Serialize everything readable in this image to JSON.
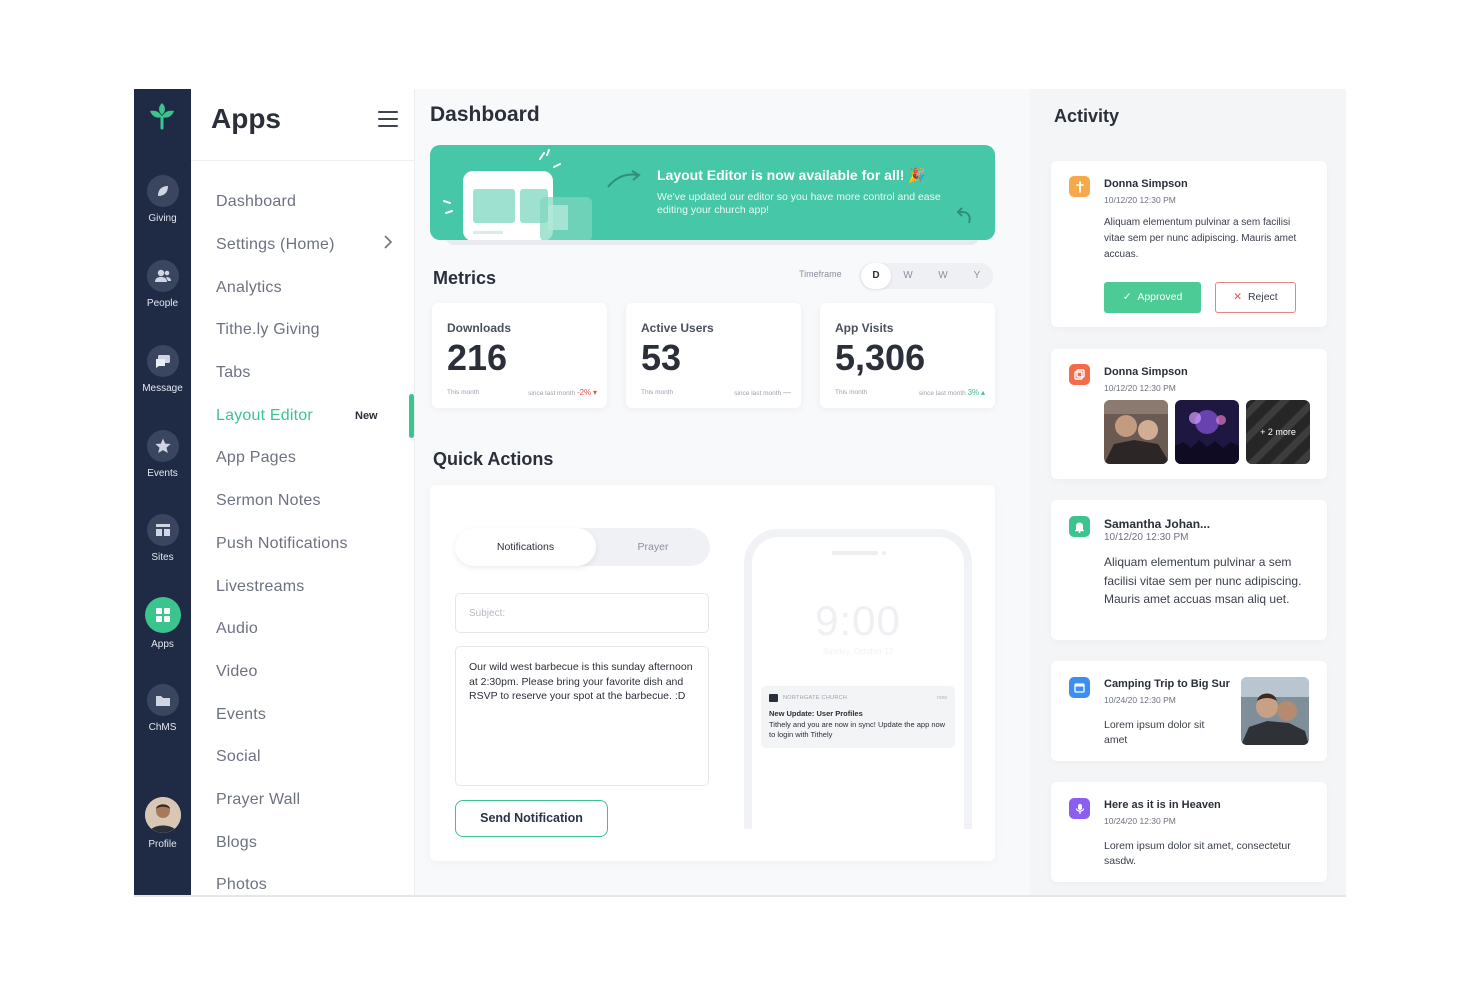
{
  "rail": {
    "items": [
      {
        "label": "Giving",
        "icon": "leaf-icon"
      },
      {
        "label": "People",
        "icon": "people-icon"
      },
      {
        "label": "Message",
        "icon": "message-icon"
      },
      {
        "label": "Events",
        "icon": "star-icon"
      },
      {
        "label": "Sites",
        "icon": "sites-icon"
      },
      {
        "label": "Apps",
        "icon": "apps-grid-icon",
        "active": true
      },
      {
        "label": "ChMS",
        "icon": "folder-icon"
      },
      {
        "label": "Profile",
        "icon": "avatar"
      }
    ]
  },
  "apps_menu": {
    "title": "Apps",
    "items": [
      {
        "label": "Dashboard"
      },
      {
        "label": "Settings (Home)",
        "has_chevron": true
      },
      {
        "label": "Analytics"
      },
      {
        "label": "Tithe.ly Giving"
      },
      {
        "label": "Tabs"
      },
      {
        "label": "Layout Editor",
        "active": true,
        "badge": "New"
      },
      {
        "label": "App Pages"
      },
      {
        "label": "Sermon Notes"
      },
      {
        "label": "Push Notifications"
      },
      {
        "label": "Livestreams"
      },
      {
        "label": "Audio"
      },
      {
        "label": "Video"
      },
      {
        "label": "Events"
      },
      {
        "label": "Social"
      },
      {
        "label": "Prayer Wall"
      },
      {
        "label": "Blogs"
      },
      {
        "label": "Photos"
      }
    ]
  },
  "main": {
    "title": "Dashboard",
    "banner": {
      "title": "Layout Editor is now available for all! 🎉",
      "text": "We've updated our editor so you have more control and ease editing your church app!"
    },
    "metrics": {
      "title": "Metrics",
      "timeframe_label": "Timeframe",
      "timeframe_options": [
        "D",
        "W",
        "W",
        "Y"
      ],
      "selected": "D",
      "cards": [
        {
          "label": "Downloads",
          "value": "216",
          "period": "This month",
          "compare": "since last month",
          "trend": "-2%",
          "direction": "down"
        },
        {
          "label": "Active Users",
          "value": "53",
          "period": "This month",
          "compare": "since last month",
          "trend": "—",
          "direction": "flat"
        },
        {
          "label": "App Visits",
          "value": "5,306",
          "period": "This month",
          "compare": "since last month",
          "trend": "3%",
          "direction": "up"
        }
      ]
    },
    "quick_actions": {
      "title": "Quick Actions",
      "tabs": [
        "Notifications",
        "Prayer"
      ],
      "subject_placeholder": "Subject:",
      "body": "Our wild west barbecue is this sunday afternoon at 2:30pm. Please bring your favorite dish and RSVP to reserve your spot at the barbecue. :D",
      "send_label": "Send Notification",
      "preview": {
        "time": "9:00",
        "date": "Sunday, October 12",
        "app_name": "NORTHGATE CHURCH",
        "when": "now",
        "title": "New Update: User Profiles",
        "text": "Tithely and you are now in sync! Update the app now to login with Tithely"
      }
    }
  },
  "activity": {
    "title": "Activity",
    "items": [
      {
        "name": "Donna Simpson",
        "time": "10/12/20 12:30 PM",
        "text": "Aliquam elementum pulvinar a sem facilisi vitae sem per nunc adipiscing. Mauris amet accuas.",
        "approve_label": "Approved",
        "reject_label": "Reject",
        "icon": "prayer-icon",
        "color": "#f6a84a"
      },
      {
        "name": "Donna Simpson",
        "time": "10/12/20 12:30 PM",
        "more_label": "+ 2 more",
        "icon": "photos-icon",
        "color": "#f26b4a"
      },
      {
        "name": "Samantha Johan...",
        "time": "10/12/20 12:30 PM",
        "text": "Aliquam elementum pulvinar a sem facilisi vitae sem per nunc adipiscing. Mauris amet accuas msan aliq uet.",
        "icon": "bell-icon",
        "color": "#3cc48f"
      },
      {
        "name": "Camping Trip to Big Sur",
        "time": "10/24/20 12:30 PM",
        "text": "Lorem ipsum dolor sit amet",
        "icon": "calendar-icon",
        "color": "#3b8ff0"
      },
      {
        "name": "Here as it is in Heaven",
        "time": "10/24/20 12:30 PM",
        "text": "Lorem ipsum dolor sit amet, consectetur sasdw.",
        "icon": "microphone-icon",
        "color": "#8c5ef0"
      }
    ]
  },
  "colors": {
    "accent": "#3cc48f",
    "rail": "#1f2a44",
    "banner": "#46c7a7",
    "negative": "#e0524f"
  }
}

┄┄┄┄┄┄

Copy each line in the data that holds the word "ipsum".

■ **Output**
        "text": "Lorem ipsum dolor sit amet",
        "text": "Lorem ipsum dolor sit amet, consectetur sasdw.",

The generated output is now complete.